Records from a data collection
☆ ☆ ☆ ☆ ☆ ☆ ☆
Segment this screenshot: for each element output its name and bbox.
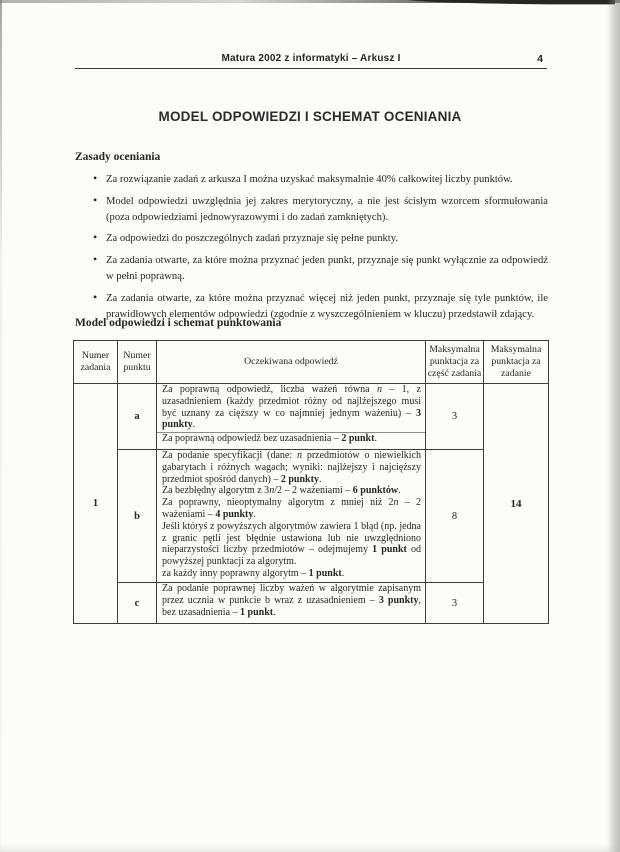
col-header-max-task-points: Maksymalna punktacja za zadanie	[484, 341, 549, 384]
task-number-cell: 1	[74, 384, 118, 624]
bullet-dot-icon: •	[93, 171, 98, 185]
rules-heading: Zasady oceniania	[75, 151, 161, 163]
answer-paragraph: za każdy inny poprawny algorytm – 1 punkt.	[162, 567, 345, 579]
list-item	[75, 172, 548, 188]
point-letter-cell: a	[118, 384, 157, 450]
col-header-task-number: Numer zadania	[74, 341, 118, 384]
table-row	[74, 583, 549, 624]
scoring-table	[73, 340, 549, 624]
answer-paragraph: Za poprawny, nieoptymalny algorytm z mniej niż 2n – 2 ważeniami – 4 punkty.	[162, 497, 421, 520]
bullet-text: Za zadania otwarte, za które można przyznać jeden punkt, przyznaje się punkt wyłącznie za odpowiedź w pełni poprawną.	[106, 255, 548, 282]
page-header	[75, 53, 547, 69]
bullet-dot-icon: •	[93, 289, 98, 304]
answer-cell	[157, 450, 426, 583]
point-letter-cell: c	[118, 583, 157, 624]
answer-paragraph: Za podanie specyfikacji (dane: n przedmiotów o niewielkich gabarytach i różnych wagach; wyniki: najlżejszy i najcięższy przedmiot spośród danych) – 2 punkty.	[162, 450, 422, 485]
bullet-dot-icon: •	[93, 230, 98, 245]
col-header-expected-answer: Oczekiwana odpowiedź	[157, 341, 426, 384]
scoring-heading: Model odpowiedzi i schemat punktowania	[75, 317, 282, 329]
rules-section	[75, 151, 548, 328]
col-header-max-part-points: Maksymalna punktacja za część zadania	[426, 341, 484, 384]
total-points-cell: 14	[484, 384, 549, 624]
bullet-text: Za odpowiedzi do poszczególnych zadań przyznaje się pełne punkty.	[106, 233, 399, 245]
col-header-point-number: Numer punktu	[118, 341, 157, 384]
scan-artifact-right-edge	[607, 0, 620, 852]
rules-list	[75, 172, 548, 322]
answer-paragraph: Za podanie poprawnej liczby ważeń w algorytmie zapisanym przez ucznia w punkcie b wraz z uzasadnieniem – 3 punkty, bez uzasadnienia – 1 punkt.	[162, 583, 422, 618]
list-item	[75, 194, 548, 226]
part-points-cell: 3	[426, 384, 484, 450]
header-title: Matura 2002 z informatyki – Arkusz I	[221, 53, 401, 64]
bullet-dot-icon: •	[93, 252, 98, 267]
table-row	[74, 450, 549, 583]
point-letter-cell: b	[118, 450, 157, 583]
table-header-row	[74, 341, 549, 384]
answer-paragraph: Jeśli któryś z powyższych algorytmów zawiera 1 błąd (np. jedna z granic pętli jest błędnie ustawiona lub nie uwzględniono nieparzystości liczby przedmiotów – odejmujemy 1 punkt od powyższej punktacji za algorytm.	[162, 520, 422, 568]
bullet-text: Model odpowiedzi uwzględnia jej zakres merytoryczny, a nie jest ścisłym wzorcem sformułowania (poza odpowiedziami jednowyrazowymi i do zadań zamkniętych).	[106, 195, 548, 223]
answer-paragraph: Za bezbłędny algorytm z 3n/2 – 2 ważeniami – 6 punktów.	[162, 485, 401, 497]
scan-artifact-bottom-edge	[0, 844, 620, 852]
answer-cell	[157, 583, 426, 624]
table-row	[74, 384, 549, 450]
bullet-text: Za zadania otwarte, za które można przyznać więcej niż jeden punkt, przyznaje się tyle punktów, ile prawidłowych elementów odpowiedzi (zgodnie z wyszczególnieniem w kluczu) przedstawił zdający.	[106, 292, 548, 320]
answer-paragraph: Za poprawną odpowiedź, liczba ważeń równa n – 1, z uzasadnieniem (każdy przedmiot różny od najlżejszego musi być uznany za cięższy w co najmniej jednym ważeniu) – 3 punkty.	[162, 384, 421, 431]
list-item	[75, 253, 548, 285]
list-item	[75, 231, 548, 247]
part-points-cell: 8	[426, 450, 484, 583]
bullet-text: Za rozwiązanie zadań z arkusza I można uzyskać maksymalnie 40% całkowitej liczby punktów.	[106, 174, 513, 185]
answer-cell	[157, 384, 426, 450]
scan-artifact-left-edge	[0, 0, 2, 852]
bullet-dot-icon: •	[93, 192, 98, 207]
document-title: MODEL ODPOWIEDZI I SCHEMAT OCENIANIA	[158, 109, 462, 124]
page-number: 4	[537, 53, 543, 65]
part-points-cell: 3	[426, 583, 484, 624]
answer-paragraph: Za poprawną odpowiedź bez uzasadnienia – 2 punkt.	[157, 432, 425, 445]
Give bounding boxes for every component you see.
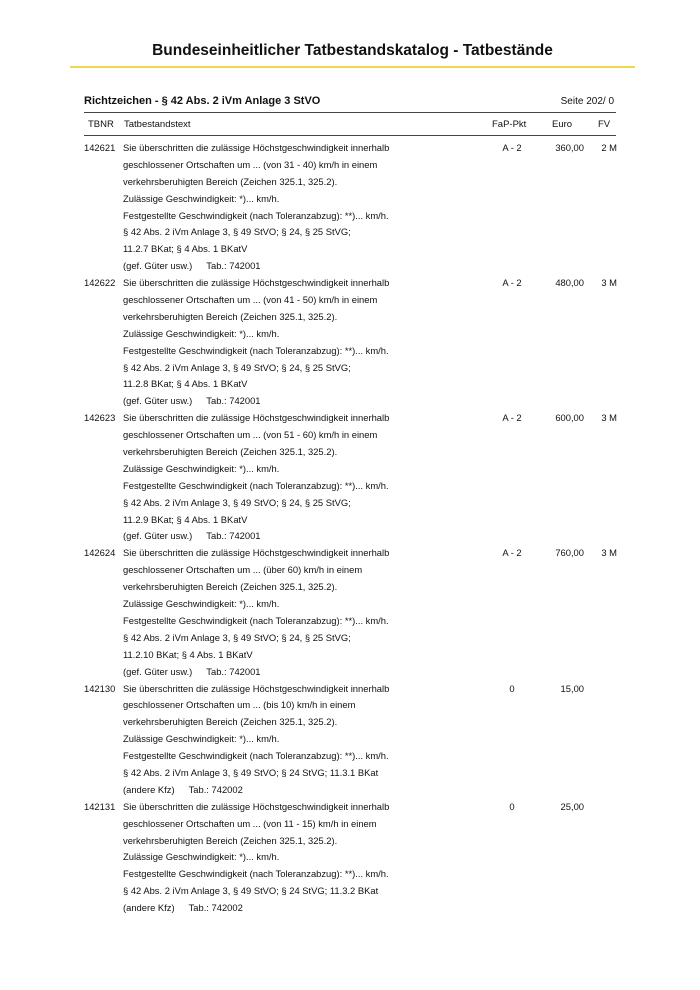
- entry-text-line: Zulässige Geschwindigkeit: *)... km/h.: [123, 192, 280, 204]
- entry-euro: 25,00: [560, 800, 584, 812]
- document-title: Bundeseinheitlicher Tatbestandskatalog - Tatbestände: [152, 42, 553, 59]
- entry-fap-points: A - 2: [502, 547, 522, 559]
- entry-fv: 3 M: [601, 277, 617, 289]
- entry-euro: 480,00: [555, 277, 584, 289]
- entry-text-line: geschlossener Ortschaften um ... (über 60) km/h in einem: [123, 564, 363, 576]
- entry-text-line: Sie überschritten die zulässige Höchstgeschwindigkeit innerhalb: [123, 800, 390, 812]
- entry-text: [123, 410, 616, 545]
- entry-text-line: verkehrsberuhigten Bereich (Zeichen 325.1, 325.2).: [123, 716, 338, 728]
- header-fv: FV: [598, 119, 611, 130]
- entry-tbnr: 142623: [84, 412, 116, 424]
- entry-text-line: § 42 Abs. 2 iVm Anlage 3, § 49 StVO; § 24, § 25 StVG;: [123, 496, 351, 508]
- entry-category: (andere Kfz): [123, 783, 175, 795]
- entry-text-line: Zulässige Geschwindigkeit: *)... km/h.: [123, 851, 280, 863]
- entry-text-line: § 42 Abs. 2 iVm Anlage 3, § 49 StVO; § 24 StVG; 11.3.2 BKat: [123, 885, 379, 897]
- section-title: Richtzeichen - § 42 Abs. 2 iVm Anlage 3 StVO: [84, 95, 321, 107]
- entry-text-line: Zulässige Geschwindigkeit: *)... km/h.: [123, 327, 280, 339]
- entry-tbnr: 142130: [84, 682, 116, 694]
- entry-text-line: 11.2.10 BKat; § 4 Abs. 1 BKatV: [123, 648, 253, 660]
- entry-text: [123, 681, 616, 799]
- entries-list: [84, 140, 616, 917]
- entry-text: [123, 545, 616, 680]
- entry-text-line: geschlossener Ortschaften um ... (von 51 - 60) km/h in einem: [123, 429, 378, 441]
- entry-text-line: geschlossener Ortschaften um ... (von 11 - 15) km/h in einem: [123, 817, 377, 829]
- table-row: [84, 545, 616, 680]
- entry-text-line: verkehrsberuhigten Bereich (Zeichen 325.1, 325.2).: [123, 834, 338, 846]
- title-rule: [70, 66, 635, 68]
- entry-category: (gef. Güter usw.): [123, 665, 193, 677]
- entry-text-line: § 42 Abs. 2 iVm Anlage 3, § 49 StVO; § 24 StVG; 11.3.1 BKat: [123, 766, 379, 778]
- entry-text: [123, 140, 616, 275]
- entry-euro: 360,00: [555, 142, 584, 153]
- entry-tab-reference: Tab.: 742001: [206, 260, 261, 272]
- entry-text-line: verkehrsberuhigten Bereich (Zeichen 325.1, 325.2).: [123, 310, 338, 322]
- entry-tbnr: 142622: [84, 277, 116, 289]
- entry-fap-points: 0: [509, 682, 515, 694]
- entry-last-line: [123, 664, 616, 681]
- entry-text-line: Festgestellte Geschwindigkeit (nach Toleranzabzug): **)... km/h.: [123, 209, 389, 221]
- entry-euro: 760,00: [555, 547, 584, 559]
- entry-text-line: Festgestellte Geschwindigkeit (nach Toleranzabzug): **)... km/h.: [123, 750, 389, 762]
- header-tbnr: TBNR: [88, 119, 114, 130]
- entry-last-line: [123, 258, 616, 275]
- header-text: Tatbestandstext: [124, 119, 191, 130]
- entry-text-line: verkehrsberuhigten Bereich (Zeichen 325.1, 325.2).: [123, 581, 338, 593]
- table-header: [84, 112, 616, 136]
- entry-tab-reference: Tab.: 742001: [206, 530, 261, 542]
- entry-text-line: 11.2.7 BKat; § 4 Abs. 1 BKatV: [123, 243, 248, 255]
- entry-euro: 15,00: [560, 682, 584, 694]
- entry-tab-reference: Tab.: 742001: [206, 665, 261, 677]
- entry-text: [123, 799, 616, 917]
- entry-text-line: Festgestellte Geschwindigkeit (nach Toleranzabzug): **)... km/h.: [123, 344, 389, 356]
- entry-fap-points: A - 2: [502, 142, 522, 153]
- entry-fap-points: 0: [509, 800, 515, 812]
- entry-last-line: [123, 900, 616, 917]
- entry-euro: 600,00: [555, 412, 584, 424]
- entry-tbnr: 142624: [84, 547, 116, 559]
- entry-text-line: Sie überschritten die zulässige Höchstgeschwindigkeit innerhalb: [123, 142, 390, 153]
- entry-text-line: § 42 Abs. 2 iVm Anlage 3, § 49 StVO; § 24, § 25 StVG;: [123, 631, 351, 643]
- entry-text-line: 11.2.8 BKat; § 4 Abs. 1 BKatV: [123, 378, 248, 390]
- entry-text-line: verkehrsberuhigten Bereich (Zeichen 325.1, 325.2).: [123, 446, 338, 458]
- entry-tbnr: 142621: [84, 142, 116, 153]
- entry-tab-reference: Tab.: 742001: [206, 395, 261, 407]
- entry-text: [123, 275, 616, 410]
- entry-text-line: Sie überschritten die zulässige Höchstgeschwindigkeit innerhalb: [123, 412, 390, 424]
- table-row: [84, 410, 616, 545]
- entry-text-line: Festgestellte Geschwindigkeit (nach Toleranzabzug): **)... km/h.: [123, 479, 389, 491]
- entry-text-line: § 42 Abs. 2 iVm Anlage 3, § 49 StVO; § 24, § 25 StVG;: [123, 361, 351, 373]
- entry-last-line: [123, 782, 616, 799]
- entry-text-line: Zulässige Geschwindigkeit: *)... km/h.: [123, 733, 280, 745]
- entry-text-line: Zulässige Geschwindigkeit: *)... km/h.: [123, 598, 280, 610]
- table-row: [84, 799, 616, 917]
- entry-tbnr: 142131: [84, 800, 116, 812]
- page-number: Seite 202/ 0: [560, 96, 614, 107]
- entry-text-line: Sie überschritten die zulässige Höchstgeschwindigkeit innerhalb: [123, 277, 390, 289]
- entry-category: (gef. Güter usw.): [123, 395, 193, 407]
- entry-category: (gef. Güter usw.): [123, 260, 193, 272]
- entry-last-line: [123, 393, 616, 410]
- entry-fv: 2 M: [601, 142, 617, 153]
- entry-tab-reference: Tab.: 742002: [188, 902, 243, 914]
- entry-tab-reference: Tab.: 742002: [188, 783, 243, 795]
- entry-text-line: 11.2.9 BKat; § 4 Abs. 1 BKatV: [123, 513, 248, 525]
- entry-fv: 3 M: [601, 547, 617, 559]
- entry-text-line: geschlossener Ortschaften um ... (bis 10) km/h in einem: [123, 699, 356, 711]
- header-euro: Euro: [552, 119, 573, 130]
- entry-category: (gef. Güter usw.): [123, 530, 193, 542]
- entry-text-line: geschlossener Ortschaften um ... (von 31 - 40) km/h in einem: [123, 158, 378, 170]
- entry-text-line: Zulässige Geschwindigkeit: *)... km/h.: [123, 462, 280, 474]
- entry-text-line: Sie überschritten die zulässige Höchstgeschwindigkeit innerhalb: [123, 682, 390, 694]
- table-row: [84, 140, 616, 275]
- entry-fv: 3 M: [601, 412, 617, 424]
- table-row: [84, 275, 616, 410]
- entry-last-line: [123, 528, 616, 545]
- table-row: [84, 681, 616, 799]
- entry-text-line: Festgestellte Geschwindigkeit (nach Toleranzabzug): **)... km/h.: [123, 614, 389, 626]
- entry-text-line: Sie überschritten die zulässige Höchstgeschwindigkeit innerhalb: [123, 547, 390, 559]
- entry-text-line: geschlossener Ortschaften um ... (von 41 - 50) km/h in einem: [123, 294, 378, 306]
- entry-text-line: § 42 Abs. 2 iVm Anlage 3, § 49 StVO; § 24, § 25 StVG;: [123, 226, 351, 238]
- header-fap: FaP-Pkt: [492, 119, 527, 130]
- entry-fap-points: A - 2: [502, 277, 522, 289]
- entry-fap-points: A - 2: [502, 412, 522, 424]
- entry-text-line: Festgestellte Geschwindigkeit (nach Toleranzabzug): **)... km/h.: [123, 868, 389, 880]
- entry-category: (andere Kfz): [123, 902, 175, 914]
- entry-text-line: verkehrsberuhigten Bereich (Zeichen 325.1, 325.2).: [123, 175, 338, 187]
☆ ☆ ☆ ☆ ☆ ☆ ☆
Can you rewrite the part that opens with the line containing "192, 280, 204]" and closes with the line containing "- entry-text: [123, 140, 616, 275]", putting "Spielstraßenbereich" wherever "verkehrsberuhigten Bereich" appears and changing nothing else?

# Reply:
- entry-text-line: Zulässige Geschwindigkeit: *)... km/h.: [123, 192, 280, 204]
- entry-euro: 25,00: [560, 800, 584, 812]
- document-title: Bundeseinheitlicher Tatbestandskatalog - Tatbestände: [152, 42, 553, 59]
- entry-fap-points: A - 2: [502, 547, 522, 559]
- entry-fv: 3 M: [601, 277, 617, 289]
- entry-euro: 480,00: [555, 277, 584, 289]
- entry-text-line: geschlossener Ortschaften um ... (über 60) km/h in einem: [123, 564, 363, 576]
- entry-text-line: Sie überschritten die zulässige Höchstgeschwindigkeit innerhalb: [123, 800, 390, 812]
- entry-text: [123, 410, 616, 545]
- entry-text-line: Spielstraßenbereich (Zeichen 325.1, 325.2).: [123, 716, 338, 728]
- header-fv: FV: [598, 119, 611, 130]
- entry-tbnr: 142623: [84, 412, 116, 424]
- entry-text-line: § 42 Abs. 2 iVm Anlage 3, § 49 StVO; § 24, § 25 StVG;: [123, 496, 351, 508]
- entry-category: (andere Kfz): [123, 783, 175, 795]
- entry-text-line: Zulässige Geschwindigkeit: *)... km/h.: [123, 851, 280, 863]
- entry-text-line: § 42 Abs. 2 iVm Anlage 3, § 49 StVO; § 24 StVG; 11.3.2 BKat: [123, 885, 379, 897]
- section-title: Richtzeichen - § 42 Abs. 2 iVm Anlage 3 StVO: [84, 95, 321, 107]
- entry-text-line: Zulässige Geschwindigkeit: *)... km/h.: [123, 327, 280, 339]
- entry-tbnr: 142130: [84, 682, 116, 694]
- entry-text-line: 11.2.10 BKat; § 4 Abs. 1 BKatV: [123, 648, 253, 660]
- entry-text: [123, 681, 616, 799]
- entries-list: [84, 140, 616, 917]
- entry-text: [123, 545, 616, 680]
- entry-text-line: geschlossener Ortschaften um ... (von 51 - 60) km/h in einem: [123, 429, 378, 441]
- entry-text-line: geschlossener Ortschaften um ... (von 11 - 15) km/h in einem: [123, 817, 377, 829]
- table-row: [84, 545, 616, 680]
- entry-text-line: Spielstraßenbereich (Zeichen 325.1, 325.2).: [123, 834, 338, 846]
- title-rule: [70, 66, 635, 68]
- entry-category: (gef. Güter usw.): [123, 665, 193, 677]
- entry-text-line: § 42 Abs. 2 iVm Anlage 3, § 49 StVO; § 24 StVG; 11.3.1 BKat: [123, 766, 379, 778]
- entry-text: [123, 140, 616, 275]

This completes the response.